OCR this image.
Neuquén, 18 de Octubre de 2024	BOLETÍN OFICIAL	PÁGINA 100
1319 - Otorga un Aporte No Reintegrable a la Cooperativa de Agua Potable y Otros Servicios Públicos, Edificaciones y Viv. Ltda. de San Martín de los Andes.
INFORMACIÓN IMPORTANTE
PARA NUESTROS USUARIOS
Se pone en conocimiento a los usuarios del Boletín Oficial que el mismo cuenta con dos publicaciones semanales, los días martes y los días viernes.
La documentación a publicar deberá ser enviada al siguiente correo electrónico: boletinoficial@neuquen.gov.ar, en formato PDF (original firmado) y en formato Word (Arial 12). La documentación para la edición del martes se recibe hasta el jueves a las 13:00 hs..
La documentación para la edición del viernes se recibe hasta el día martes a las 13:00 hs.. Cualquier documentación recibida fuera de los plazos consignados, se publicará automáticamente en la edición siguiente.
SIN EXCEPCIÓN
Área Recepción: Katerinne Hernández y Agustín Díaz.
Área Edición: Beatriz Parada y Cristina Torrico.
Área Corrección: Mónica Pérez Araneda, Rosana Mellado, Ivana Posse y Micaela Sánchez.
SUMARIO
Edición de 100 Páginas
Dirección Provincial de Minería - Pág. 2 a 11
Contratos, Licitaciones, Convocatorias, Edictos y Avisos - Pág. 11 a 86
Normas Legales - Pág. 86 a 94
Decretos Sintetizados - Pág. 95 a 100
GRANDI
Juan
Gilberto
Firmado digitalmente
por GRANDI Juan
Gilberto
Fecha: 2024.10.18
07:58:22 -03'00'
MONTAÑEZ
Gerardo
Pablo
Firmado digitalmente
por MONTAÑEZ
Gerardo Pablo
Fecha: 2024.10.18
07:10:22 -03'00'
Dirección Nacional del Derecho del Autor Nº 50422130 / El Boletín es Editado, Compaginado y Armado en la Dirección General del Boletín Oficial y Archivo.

★ ★ ★ ★ ★ ★ ★

Aim
Print back all the lines verbatim.

In response
OCR this image.
Neuquén, 18 de Octubre de 2024	BOLETÍN OFICIAL	PÁGINA 100
1319 - Otorga un Aporte No Reintegrable a la Cooperativa de Agua Potable y Otros Servicios Públicos, Edificaciones y Viv. Ltda. de San Martín de los Andes.
INFORMACIÓN IMPORTANTE
PARA NUESTROS USUARIOS
Se pone en conocimiento a los usuarios del Boletín Oficial que el mismo cuenta con dos publicaciones semanales, los días martes y los días viernes.
La documentación a publicar deberá ser enviada al siguiente correo electrónico: boletinoficial@neuquen.gov.ar, en formato PDF (original firmado) y en formato Word (Arial 12). La documentación para la edición del martes se recibe hasta el jueves a las 13:00 hs..
La documentación para la edición del viernes se recibe hasta el día martes a las 13:00 hs.. Cualquier documentación recibida fuera de los plazos consignados, se publicará automáticamente en la edición siguiente.
SIN EXCEPCIÓN
Área Recepción: Katerinne Hernández y Agustín Díaz.
Área Edición: Beatriz Parada y Cristina Torrico.
Área Corrección: Mónica Pérez Araneda, Rosana Mellado, Ivana Posse y Micaela Sánchez.
SUMARIO
Edición de 100 Páginas
Dirección Provincial de Minería - Pág. 2 a 11
Contratos, Licitaciones, Convocatorias, Edictos y Avisos - Pág. 11 a 86
Normas Legales - Pág. 86 a 94
Decretos Sintetizados - Pág. 95 a 100
GRANDI
Juan
Gilberto
Firmado digitalmente
por GRANDI Juan
Gilberto
Fecha: 2024.10.18
07:58:22 -03'00'
MONTAÑEZ
Gerardo
Pablo
Firmado digitalmente
por MONTAÑEZ
Gerardo Pablo
Fecha: 2024.10.18
07:10:22 -03'00'
Dirección Nacional del Derecho del Autor Nº 50422130 / El Boletín es Editado, Compaginado y Armado en la Dirección General del Boletín Oficial y Archivo.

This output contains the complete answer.